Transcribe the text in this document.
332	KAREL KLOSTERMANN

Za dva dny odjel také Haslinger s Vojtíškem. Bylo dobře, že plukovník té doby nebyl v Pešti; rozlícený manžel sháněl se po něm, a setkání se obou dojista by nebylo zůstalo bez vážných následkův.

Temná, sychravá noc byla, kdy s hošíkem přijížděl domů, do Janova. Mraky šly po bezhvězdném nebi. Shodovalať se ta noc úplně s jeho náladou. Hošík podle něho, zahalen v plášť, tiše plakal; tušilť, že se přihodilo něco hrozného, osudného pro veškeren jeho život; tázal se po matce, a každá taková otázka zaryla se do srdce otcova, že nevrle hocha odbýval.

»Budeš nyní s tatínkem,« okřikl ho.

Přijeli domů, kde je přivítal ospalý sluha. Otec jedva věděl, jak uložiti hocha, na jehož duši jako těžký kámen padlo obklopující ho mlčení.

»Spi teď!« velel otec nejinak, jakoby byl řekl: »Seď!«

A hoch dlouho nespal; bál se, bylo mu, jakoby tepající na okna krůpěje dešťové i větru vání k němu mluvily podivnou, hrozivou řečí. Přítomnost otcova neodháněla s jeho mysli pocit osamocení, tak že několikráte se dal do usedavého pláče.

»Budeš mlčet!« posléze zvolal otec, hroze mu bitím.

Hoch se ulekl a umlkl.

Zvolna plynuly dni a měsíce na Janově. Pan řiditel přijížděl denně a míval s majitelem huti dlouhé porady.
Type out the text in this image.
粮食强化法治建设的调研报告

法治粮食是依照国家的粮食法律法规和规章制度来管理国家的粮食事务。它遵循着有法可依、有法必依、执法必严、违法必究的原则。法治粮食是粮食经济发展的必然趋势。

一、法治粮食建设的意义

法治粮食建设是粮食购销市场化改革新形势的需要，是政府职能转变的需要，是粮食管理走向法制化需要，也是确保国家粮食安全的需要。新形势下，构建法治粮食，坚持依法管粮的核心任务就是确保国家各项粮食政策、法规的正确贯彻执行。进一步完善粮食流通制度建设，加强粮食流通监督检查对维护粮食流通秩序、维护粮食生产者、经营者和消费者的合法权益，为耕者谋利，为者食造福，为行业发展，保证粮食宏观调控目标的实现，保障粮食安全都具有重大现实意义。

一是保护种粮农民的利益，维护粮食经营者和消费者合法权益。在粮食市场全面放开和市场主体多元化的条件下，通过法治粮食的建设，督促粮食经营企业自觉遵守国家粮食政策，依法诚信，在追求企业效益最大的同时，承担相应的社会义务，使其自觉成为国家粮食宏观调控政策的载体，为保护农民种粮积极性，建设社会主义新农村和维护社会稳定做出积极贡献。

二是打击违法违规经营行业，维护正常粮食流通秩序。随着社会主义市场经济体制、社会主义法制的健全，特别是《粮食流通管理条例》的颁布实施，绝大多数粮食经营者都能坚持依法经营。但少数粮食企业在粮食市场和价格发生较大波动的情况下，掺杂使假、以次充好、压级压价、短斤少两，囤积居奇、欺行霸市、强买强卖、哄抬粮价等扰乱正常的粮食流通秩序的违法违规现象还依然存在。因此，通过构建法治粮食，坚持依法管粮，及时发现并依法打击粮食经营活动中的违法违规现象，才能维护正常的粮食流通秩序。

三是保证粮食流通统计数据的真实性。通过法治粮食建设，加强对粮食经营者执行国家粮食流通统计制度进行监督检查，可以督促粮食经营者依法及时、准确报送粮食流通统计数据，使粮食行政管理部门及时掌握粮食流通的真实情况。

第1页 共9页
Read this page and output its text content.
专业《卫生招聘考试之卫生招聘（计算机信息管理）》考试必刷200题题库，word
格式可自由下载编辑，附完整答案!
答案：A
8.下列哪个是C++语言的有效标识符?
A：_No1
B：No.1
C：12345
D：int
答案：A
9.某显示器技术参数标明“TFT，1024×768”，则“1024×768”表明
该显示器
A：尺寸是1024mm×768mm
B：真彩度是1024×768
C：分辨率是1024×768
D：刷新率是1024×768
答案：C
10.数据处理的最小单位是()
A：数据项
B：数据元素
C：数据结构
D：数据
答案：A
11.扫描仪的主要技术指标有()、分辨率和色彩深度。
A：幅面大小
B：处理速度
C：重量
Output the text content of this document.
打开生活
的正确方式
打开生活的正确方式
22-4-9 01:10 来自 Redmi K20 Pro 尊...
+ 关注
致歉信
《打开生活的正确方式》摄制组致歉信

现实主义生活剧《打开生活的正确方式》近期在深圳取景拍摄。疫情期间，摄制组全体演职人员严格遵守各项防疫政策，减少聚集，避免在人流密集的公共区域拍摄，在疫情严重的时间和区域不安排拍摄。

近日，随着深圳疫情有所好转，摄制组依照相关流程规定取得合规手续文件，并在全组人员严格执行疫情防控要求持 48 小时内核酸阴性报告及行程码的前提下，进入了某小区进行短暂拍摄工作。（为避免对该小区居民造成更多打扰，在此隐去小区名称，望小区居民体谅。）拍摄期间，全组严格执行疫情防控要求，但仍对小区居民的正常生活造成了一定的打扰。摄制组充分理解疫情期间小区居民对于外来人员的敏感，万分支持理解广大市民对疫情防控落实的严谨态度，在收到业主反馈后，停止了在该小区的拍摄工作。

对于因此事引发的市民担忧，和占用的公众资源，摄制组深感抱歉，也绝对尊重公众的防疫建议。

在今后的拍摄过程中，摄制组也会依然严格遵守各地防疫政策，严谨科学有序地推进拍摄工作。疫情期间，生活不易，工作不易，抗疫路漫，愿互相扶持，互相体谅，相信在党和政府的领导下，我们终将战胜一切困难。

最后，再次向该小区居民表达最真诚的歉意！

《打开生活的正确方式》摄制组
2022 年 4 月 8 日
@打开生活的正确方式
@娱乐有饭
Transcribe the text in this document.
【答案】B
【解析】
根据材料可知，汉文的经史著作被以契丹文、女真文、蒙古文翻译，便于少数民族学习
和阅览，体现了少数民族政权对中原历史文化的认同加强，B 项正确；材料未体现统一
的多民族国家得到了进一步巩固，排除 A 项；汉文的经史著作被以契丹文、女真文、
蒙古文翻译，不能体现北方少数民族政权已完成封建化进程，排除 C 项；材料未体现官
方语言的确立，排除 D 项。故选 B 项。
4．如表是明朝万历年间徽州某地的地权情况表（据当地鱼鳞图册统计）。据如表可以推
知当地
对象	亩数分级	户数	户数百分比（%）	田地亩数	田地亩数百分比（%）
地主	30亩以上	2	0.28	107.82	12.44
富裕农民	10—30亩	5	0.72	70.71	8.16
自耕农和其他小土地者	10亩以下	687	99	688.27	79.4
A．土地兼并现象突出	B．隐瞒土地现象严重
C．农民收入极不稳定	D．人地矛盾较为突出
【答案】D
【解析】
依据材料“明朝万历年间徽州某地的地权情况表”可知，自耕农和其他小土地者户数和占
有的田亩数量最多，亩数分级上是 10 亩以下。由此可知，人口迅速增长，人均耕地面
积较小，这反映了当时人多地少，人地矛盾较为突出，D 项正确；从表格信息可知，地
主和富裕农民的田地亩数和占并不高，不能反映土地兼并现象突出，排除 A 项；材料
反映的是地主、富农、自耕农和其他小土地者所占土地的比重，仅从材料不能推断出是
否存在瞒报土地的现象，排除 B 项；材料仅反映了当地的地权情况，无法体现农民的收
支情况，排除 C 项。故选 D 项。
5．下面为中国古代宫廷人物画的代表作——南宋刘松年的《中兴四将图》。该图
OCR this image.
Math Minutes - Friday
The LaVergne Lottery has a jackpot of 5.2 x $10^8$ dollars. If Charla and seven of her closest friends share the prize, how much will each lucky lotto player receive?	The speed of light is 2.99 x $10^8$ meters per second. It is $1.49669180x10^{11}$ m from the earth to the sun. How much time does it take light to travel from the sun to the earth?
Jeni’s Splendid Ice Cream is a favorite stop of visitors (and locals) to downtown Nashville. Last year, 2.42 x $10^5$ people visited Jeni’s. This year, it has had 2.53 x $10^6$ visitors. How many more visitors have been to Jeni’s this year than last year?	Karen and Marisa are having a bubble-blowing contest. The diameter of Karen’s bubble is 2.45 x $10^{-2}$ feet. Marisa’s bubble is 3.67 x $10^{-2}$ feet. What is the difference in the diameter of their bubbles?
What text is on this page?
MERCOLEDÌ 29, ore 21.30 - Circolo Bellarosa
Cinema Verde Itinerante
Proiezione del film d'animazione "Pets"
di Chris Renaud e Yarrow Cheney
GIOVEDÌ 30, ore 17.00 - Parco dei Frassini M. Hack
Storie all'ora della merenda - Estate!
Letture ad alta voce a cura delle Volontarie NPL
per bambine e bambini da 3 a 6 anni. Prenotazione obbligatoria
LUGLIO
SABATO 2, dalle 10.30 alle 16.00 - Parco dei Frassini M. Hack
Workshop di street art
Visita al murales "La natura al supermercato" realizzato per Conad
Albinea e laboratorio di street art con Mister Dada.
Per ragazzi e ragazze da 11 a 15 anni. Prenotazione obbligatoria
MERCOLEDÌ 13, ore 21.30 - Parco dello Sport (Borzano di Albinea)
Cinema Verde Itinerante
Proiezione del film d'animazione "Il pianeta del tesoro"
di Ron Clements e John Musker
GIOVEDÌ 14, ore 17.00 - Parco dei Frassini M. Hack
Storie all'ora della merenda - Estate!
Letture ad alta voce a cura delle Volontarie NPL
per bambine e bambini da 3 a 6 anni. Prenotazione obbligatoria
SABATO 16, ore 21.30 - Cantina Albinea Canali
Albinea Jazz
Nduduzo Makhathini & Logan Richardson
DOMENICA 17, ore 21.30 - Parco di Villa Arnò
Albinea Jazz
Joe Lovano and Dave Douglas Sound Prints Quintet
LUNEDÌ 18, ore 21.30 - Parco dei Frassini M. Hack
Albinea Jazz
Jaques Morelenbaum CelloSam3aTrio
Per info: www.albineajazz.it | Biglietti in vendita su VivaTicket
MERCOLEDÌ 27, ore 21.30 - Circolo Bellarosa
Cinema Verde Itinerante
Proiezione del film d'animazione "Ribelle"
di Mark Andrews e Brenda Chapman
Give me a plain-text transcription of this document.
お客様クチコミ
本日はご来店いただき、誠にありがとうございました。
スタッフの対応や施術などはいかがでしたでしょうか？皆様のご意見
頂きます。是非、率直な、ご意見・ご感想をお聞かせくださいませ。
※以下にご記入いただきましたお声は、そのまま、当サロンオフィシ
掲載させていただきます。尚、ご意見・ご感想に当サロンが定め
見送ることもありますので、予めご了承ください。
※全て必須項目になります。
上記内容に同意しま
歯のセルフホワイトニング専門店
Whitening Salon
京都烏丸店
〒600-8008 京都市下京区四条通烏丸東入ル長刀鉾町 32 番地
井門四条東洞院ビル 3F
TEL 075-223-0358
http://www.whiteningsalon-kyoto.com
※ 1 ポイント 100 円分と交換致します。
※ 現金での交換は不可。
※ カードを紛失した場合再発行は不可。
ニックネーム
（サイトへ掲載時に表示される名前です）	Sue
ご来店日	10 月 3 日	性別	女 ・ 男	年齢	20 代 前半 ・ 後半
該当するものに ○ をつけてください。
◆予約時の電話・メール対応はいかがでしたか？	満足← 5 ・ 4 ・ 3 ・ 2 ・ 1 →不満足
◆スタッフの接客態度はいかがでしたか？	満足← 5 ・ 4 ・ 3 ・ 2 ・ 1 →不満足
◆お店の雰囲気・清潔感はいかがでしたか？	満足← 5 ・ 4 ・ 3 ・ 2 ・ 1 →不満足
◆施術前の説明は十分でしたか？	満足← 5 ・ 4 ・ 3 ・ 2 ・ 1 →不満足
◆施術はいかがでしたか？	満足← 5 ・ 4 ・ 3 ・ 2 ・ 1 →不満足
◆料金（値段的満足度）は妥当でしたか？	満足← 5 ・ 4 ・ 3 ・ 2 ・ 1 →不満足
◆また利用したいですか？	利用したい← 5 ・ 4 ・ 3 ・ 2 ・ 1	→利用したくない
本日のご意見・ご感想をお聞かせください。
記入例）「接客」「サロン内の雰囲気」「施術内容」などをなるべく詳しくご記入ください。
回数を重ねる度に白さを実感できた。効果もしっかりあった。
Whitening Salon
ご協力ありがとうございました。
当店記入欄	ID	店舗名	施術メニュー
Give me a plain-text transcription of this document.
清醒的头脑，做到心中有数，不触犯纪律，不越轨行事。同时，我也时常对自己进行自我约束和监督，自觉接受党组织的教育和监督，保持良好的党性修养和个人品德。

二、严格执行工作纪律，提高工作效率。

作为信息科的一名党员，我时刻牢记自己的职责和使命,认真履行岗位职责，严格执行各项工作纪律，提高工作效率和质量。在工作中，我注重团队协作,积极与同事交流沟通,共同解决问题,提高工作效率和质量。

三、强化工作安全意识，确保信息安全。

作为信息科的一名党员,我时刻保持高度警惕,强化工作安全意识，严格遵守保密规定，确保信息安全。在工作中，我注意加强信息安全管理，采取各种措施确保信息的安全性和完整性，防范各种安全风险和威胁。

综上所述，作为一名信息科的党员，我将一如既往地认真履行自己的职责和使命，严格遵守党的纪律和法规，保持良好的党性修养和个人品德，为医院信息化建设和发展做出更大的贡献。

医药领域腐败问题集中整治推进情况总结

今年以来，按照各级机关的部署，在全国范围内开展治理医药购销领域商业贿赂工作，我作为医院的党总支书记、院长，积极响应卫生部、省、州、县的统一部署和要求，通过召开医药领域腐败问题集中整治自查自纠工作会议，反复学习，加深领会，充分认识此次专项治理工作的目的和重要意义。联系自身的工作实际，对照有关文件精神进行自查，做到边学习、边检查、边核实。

**Short problem:** Determine how many lines of the data contain "GIOVEDÌ" and give nothing but that number.

**Answer to this problem:** 2